Your task:
Output every line of the material exactly, omitting images.

Provided entries:
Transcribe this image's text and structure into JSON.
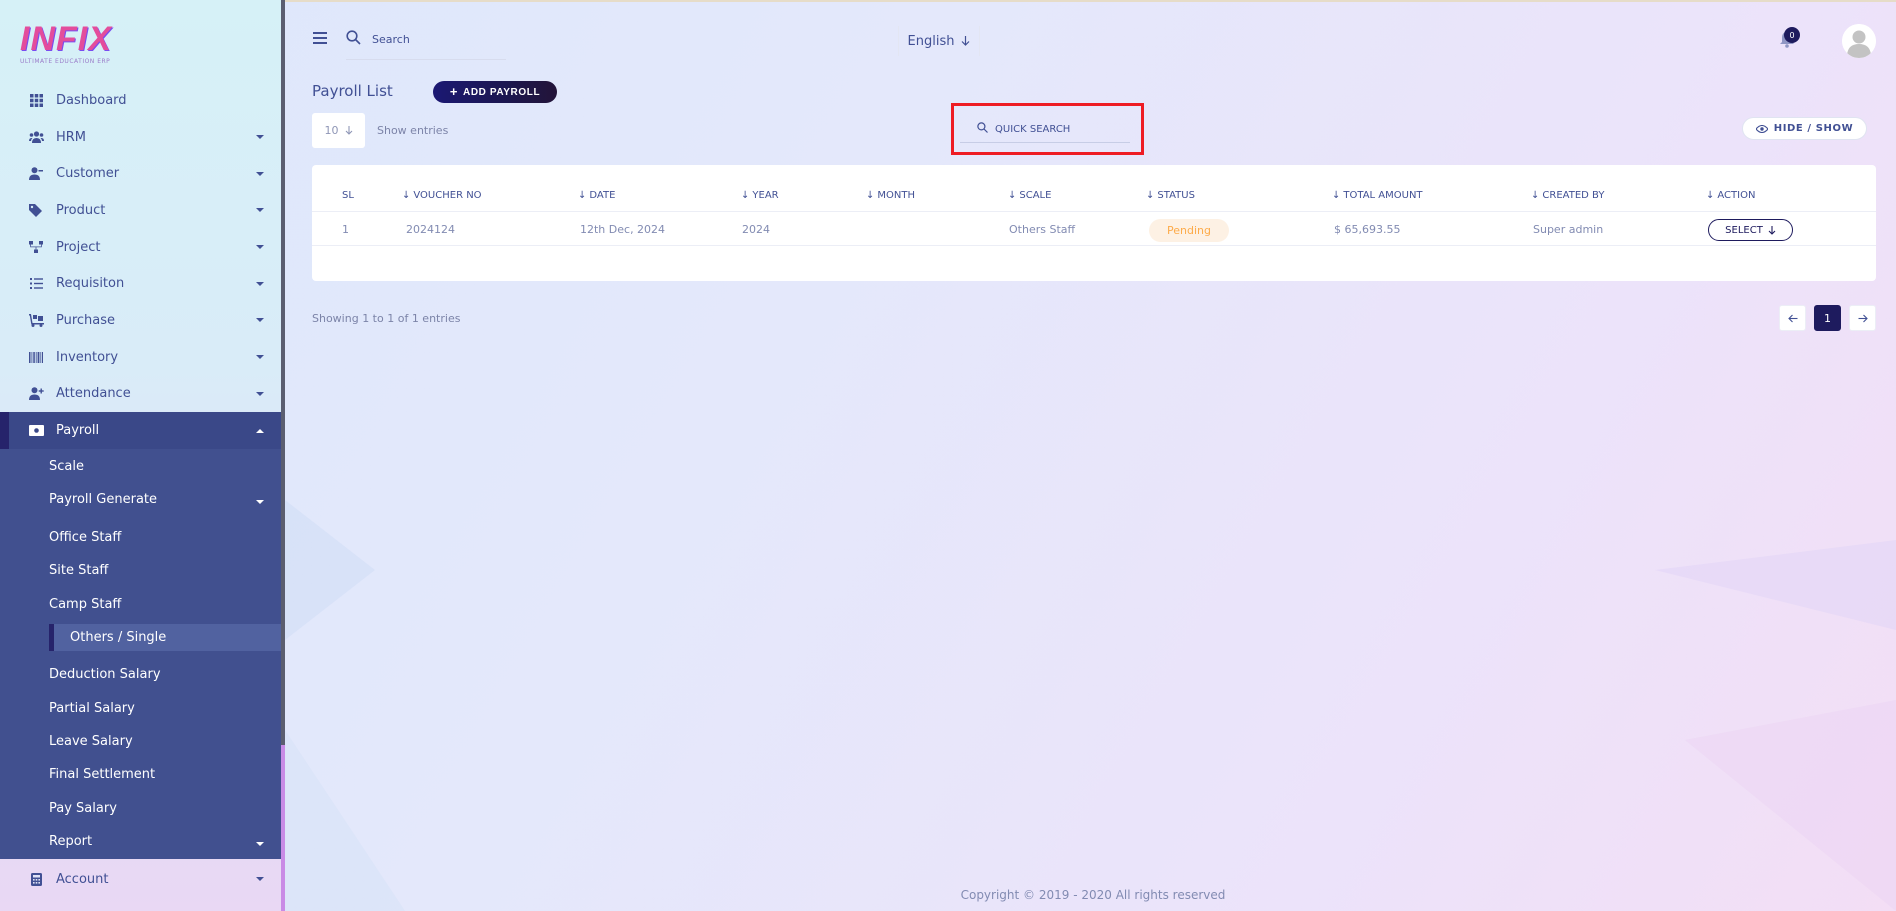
{
  "sidebar": {
    "logo": {
      "text": "INFIX",
      "tagline": "Ultimate Education ERP"
    },
    "items": [
      {
        "label": "Dashboard",
        "icon": "grid-icon",
        "caret": false
      },
      {
        "label": "HRM",
        "icon": "users-icon",
        "caret": true
      },
      {
        "label": "Customer",
        "icon": "user-icon",
        "caret": true
      },
      {
        "label": "Product",
        "icon": "tags-icon",
        "caret": true
      },
      {
        "label": "Project",
        "icon": "sitemap-icon",
        "caret": true
      },
      {
        "label": "Requisiton",
        "icon": "list-icon",
        "caret": true
      },
      {
        "label": "Purchase",
        "icon": "dolly-icon",
        "caret": true
      },
      {
        "label": "Inventory",
        "icon": "barcode-icon",
        "caret": true
      },
      {
        "label": "Attendance",
        "icon": "user-plus-icon",
        "caret": true
      }
    ],
    "payroll": {
      "label": "Payroll",
      "icon": "money-icon",
      "sub": [
        {
          "label": "Scale"
        },
        {
          "label": "Payroll Generate",
          "caret": true
        },
        {
          "label": "Office Staff"
        },
        {
          "label": "Site Staff"
        },
        {
          "label": "Camp Staff"
        },
        {
          "label": "Others / Single",
          "active": true
        },
        {
          "label": "Deduction Salary"
        },
        {
          "label": "Partial Salary"
        },
        {
          "label": "Leave Salary"
        },
        {
          "label": "Final Settlement"
        },
        {
          "label": "Pay Salary"
        },
        {
          "label": "Report",
          "caret": true
        }
      ]
    },
    "account": {
      "label": "Account",
      "icon": "calculator-icon"
    }
  },
  "header": {
    "search_placeholder": "Search",
    "language": "English",
    "notification_count": "0"
  },
  "content": {
    "title": "Payroll List",
    "add_button": "ADD PAYROLL",
    "entries_value": "10",
    "entries_label": "Show entries",
    "quick_search_placeholder": "QUICK SEARCH",
    "hide_show_label": "HIDE / SHOW",
    "columns": [
      "SL",
      "VOUCHER NO",
      "DATE",
      "YEAR",
      "MONTH",
      "SCALE",
      "STATUS",
      "TOTAL AMOUNT",
      "CREATED BY",
      "ACTION"
    ],
    "rows": [
      {
        "sl": "1",
        "voucher_no": "2024124",
        "date": "12th Dec, 2024",
        "year": "2024",
        "month": "",
        "scale": "Others Staff",
        "status": "Pending",
        "total_amount": "$ 65,693.55",
        "created_by": "Super admin",
        "action": "SELECT"
      }
    ],
    "showing_text": "Showing 1 to 1 of 1 entries",
    "pagination": {
      "current": "1"
    }
  },
  "footer": {
    "copyright": "Copyright © 2019 - 2020 All rights reserved"
  },
  "colors": {
    "primary": "#415094",
    "dark_accent": "#1e1b5e",
    "pending": "#fdab4a",
    "highlight": "#ee1c24"
  }
}
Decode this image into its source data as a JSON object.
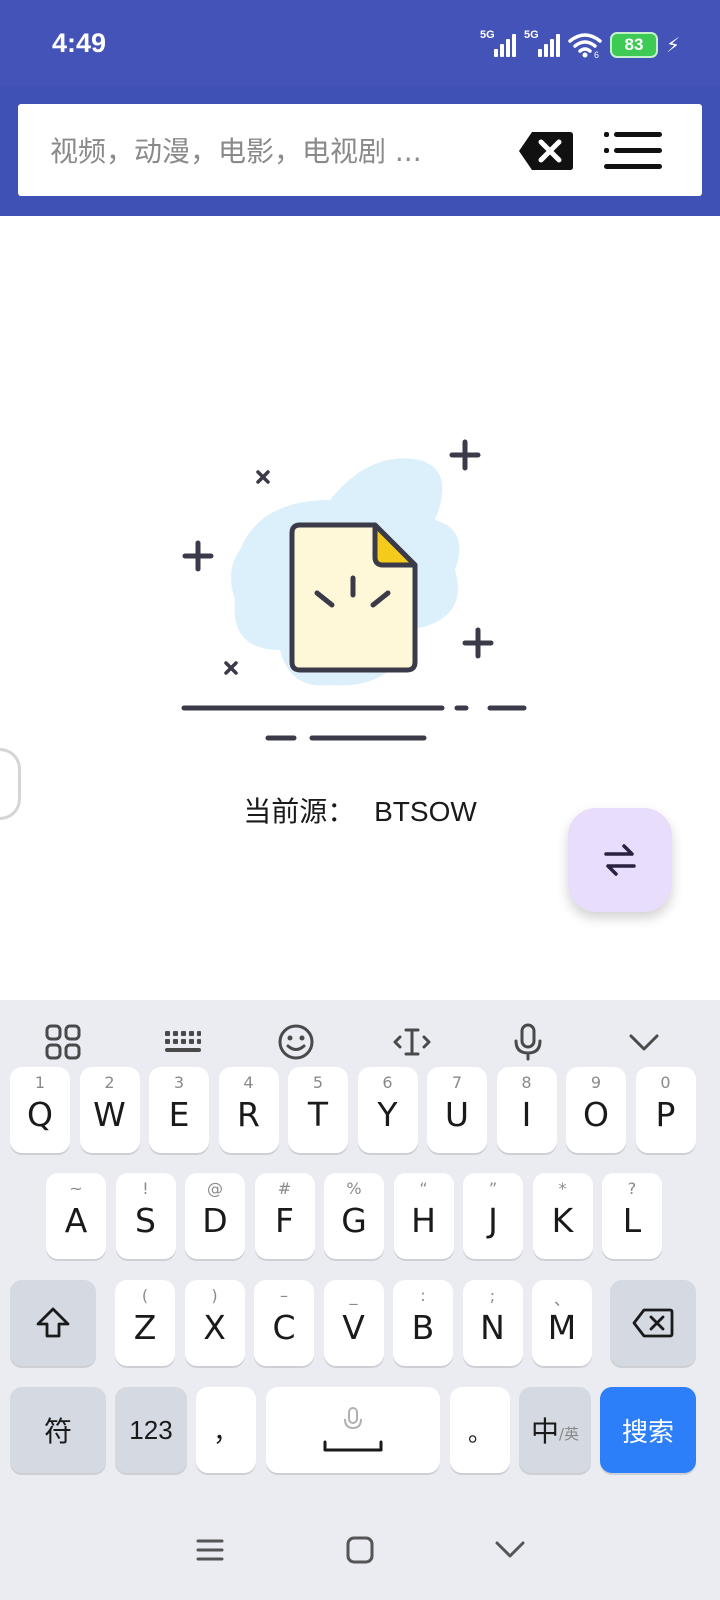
{
  "status_bar": {
    "time": "4:49",
    "signal_1_label": "5G",
    "signal_2_label": "5G",
    "wifi_badge": "6",
    "battery": "83"
  },
  "search": {
    "placeholder": "视频，动漫，电影，电视剧 ...",
    "value": ""
  },
  "empty_state": {
    "source_label": "当前源：",
    "source_value": "BTSOW"
  },
  "keyboard": {
    "row1": [
      {
        "key": "Q",
        "hint": "1"
      },
      {
        "key": "W",
        "hint": "2"
      },
      {
        "key": "E",
        "hint": "3"
      },
      {
        "key": "R",
        "hint": "4"
      },
      {
        "key": "T",
        "hint": "5"
      },
      {
        "key": "Y",
        "hint": "6"
      },
      {
        "key": "U",
        "hint": "7"
      },
      {
        "key": "I",
        "hint": "8"
      },
      {
        "key": "O",
        "hint": "9"
      },
      {
        "key": "P",
        "hint": "0"
      }
    ],
    "row2": [
      {
        "key": "A",
        "hint": "~"
      },
      {
        "key": "S",
        "hint": "!"
      },
      {
        "key": "D",
        "hint": "@"
      },
      {
        "key": "F",
        "hint": "#"
      },
      {
        "key": "G",
        "hint": "%"
      },
      {
        "key": "H",
        "hint": "“"
      },
      {
        "key": "J",
        "hint": "”"
      },
      {
        "key": "K",
        "hint": "*"
      },
      {
        "key": "L",
        "hint": "?"
      }
    ],
    "row3": [
      {
        "key": "Z",
        "hint": "("
      },
      {
        "key": "X",
        "hint": ")"
      },
      {
        "key": "C",
        "hint": "–"
      },
      {
        "key": "V",
        "hint": "_"
      },
      {
        "key": "B",
        "hint": ":"
      },
      {
        "key": "N",
        "hint": ";"
      },
      {
        "key": "M",
        "hint": "、"
      }
    ],
    "symbols_key": "符",
    "numbers_key": "123",
    "comma_key": "，",
    "period_key": "。",
    "lang_key_main": "中",
    "lang_key_sub": "/英",
    "search_key": "搜索"
  },
  "colors": {
    "appbar": "#3f51b5",
    "fab": "#e8ddfa",
    "search_key": "#2d7ff9"
  }
}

Exercise output:
Transcribe this image's text and structure into JSON.
{
  "sidebar": {
    "logo": {
      "text": "INFIX",
      "tagline": "Ultimate Education ERP"
    },
    "items": [
      {
        "label": "Dashboard",
        "icon": "grid-icon",
        "caret": false
      },
      {
        "label": "HRM",
        "icon": "users-icon",
        "caret": true
      },
      {
        "label": "Customer",
        "icon": "user-icon",
        "caret": true
      },
      {
        "label": "Product",
        "icon": "tags-icon",
        "caret": true
      },
      {
        "label": "Project",
        "icon": "sitemap-icon",
        "caret": true
      },
      {
        "label": "Requisiton",
        "icon": "list-icon",
        "caret": true
      },
      {
        "label": "Purchase",
        "icon": "dolly-icon",
        "caret": true
      },
      {
        "label": "Inventory",
        "icon": "barcode-icon",
        "caret": true
      },
      {
        "label": "Attendance",
        "icon": "user-plus-icon",
        "caret": true
      }
    ],
    "payroll": {
      "label": "Payroll",
      "icon": "money-icon",
      "sub": [
        {
          "label": "Scale"
        },
        {
          "label": "Payroll Generate",
          "caret": true
        },
        {
          "label": "Office Staff"
        },
        {
          "label": "Site Staff"
        },
        {
          "label": "Camp Staff"
        },
        {
          "label": "Others / Single",
          "active": true
        },
        {
          "label": "Deduction Salary"
        },
        {
          "label": "Partial Salary"
        },
        {
          "label": "Leave Salary"
        },
        {
          "label": "Final Settlement"
        },
        {
          "label": "Pay Salary"
        },
        {
          "label": "Report",
          "caret": true
        }
      ]
    },
    "account": {
      "label": "Account",
      "icon": "calculator-icon"
    }
  },
  "header": {
    "search_placeholder": "Search",
    "language": "English",
    "notification_count": "0"
  },
  "content": {
    "title": "Payroll List",
    "add_button": "ADD PAYROLL",
    "entries_value": "10",
    "entries_label": "Show entries",
    "quick_search_placeholder": "QUICK SEARCH",
    "hide_show_label": "HIDE / SHOW",
    "columns": [
      "SL",
      "VOUCHER NO",
      "DATE",
      "YEAR",
      "MONTH",
      "SCALE",
      "STATUS",
      "TOTAL AMOUNT",
      "CREATED BY",
      "ACTION"
    ],
    "rows": [
      {
        "sl": "1",
        "voucher_no": "2024124",
        "date": "12th Dec, 2024",
        "year": "2024",
        "month": "",
        "scale": "Others Staff",
        "status": "Pending",
        "total_amount": "$ 65,693.55",
        "created_by": "Super admin",
        "action": "SELECT"
      }
    ],
    "showing_text": "Showing 1 to 1 of 1 entries",
    "pagination": {
      "current": "1"
    }
  },
  "footer": {
    "copyright": "Copyright © 2019 - 2020 All rights reserved"
  },
  "colors": {
    "primary": "#415094",
    "dark_accent": "#1e1b5e",
    "pending": "#fdab4a",
    "highlight": "#ee1c24"
  }
}
Decode this image into its source data as a JSON object.
{
  "status_bar": {
    "time": "4:49",
    "signal_1_label": "5G",
    "signal_2_label": "5G",
    "wifi_badge": "6",
    "battery": "83"
  },
  "search": {
    "placeholder": "视频，动漫，电影，电视剧 ...",
    "value": ""
  },
  "empty_state": {
    "source_label": "当前源：",
    "source_value": "BTSOW"
  },
  "keyboard": {
    "row1": [
      {
        "key": "Q",
        "hint": "1"
      },
      {
        "key": "W",
        "hint": "2"
      },
      {
        "key": "E",
        "hint": "3"
      },
      {
        "key": "R",
        "hint": "4"
      },
      {
        "key": "T",
        "hint": "5"
      },
      {
        "key": "Y",
        "hint": "6"
      },
      {
        "key": "U",
        "hint": "7"
      },
      {
        "key": "I",
        "hint": "8"
      },
      {
        "key": "O",
        "hint": "9"
      },
      {
        "key": "P",
        "hint": "0"
      }
    ],
    "row2": [
      {
        "key": "A",
        "hint": "~"
      },
      {
        "key": "S",
        "hint": "!"
      },
      {
        "key": "D",
        "hint": "@"
      },
      {
        "key": "F",
        "hint": "#"
      },
      {
        "key": "G",
        "hint": "%"
      },
      {
        "key": "H",
        "hint": "“"
      },
      {
        "key": "J",
        "hint": "”"
      },
      {
        "key": "K",
        "hint": "*"
      },
      {
        "key": "L",
        "hint": "?"
      }
    ],
    "row3": [
      {
        "key": "Z",
        "hint": "("
      },
      {
        "key": "X",
        "hint": ")"
      },
      {
        "key": "C",
        "hint": "–"
      },
      {
        "key": "V",
        "hint": "_"
      },
      {
        "key": "B",
        "hint": ":"
      },
      {
        "key": "N",
        "hint": ";"
      },
      {
        "key": "M",
        "hint": "、"
      }
    ],
    "symbols_key": "符",
    "numbers_key": "123",
    "comma_key": "，",
    "period_key": "。",
    "lang_key_main": "中",
    "lang_key_sub": "/英",
    "search_key": "搜索"
  },
  "colors": {
    "appbar": "#3f51b5",
    "fab": "#e8ddfa",
    "search_key": "#2d7ff9"
  }
}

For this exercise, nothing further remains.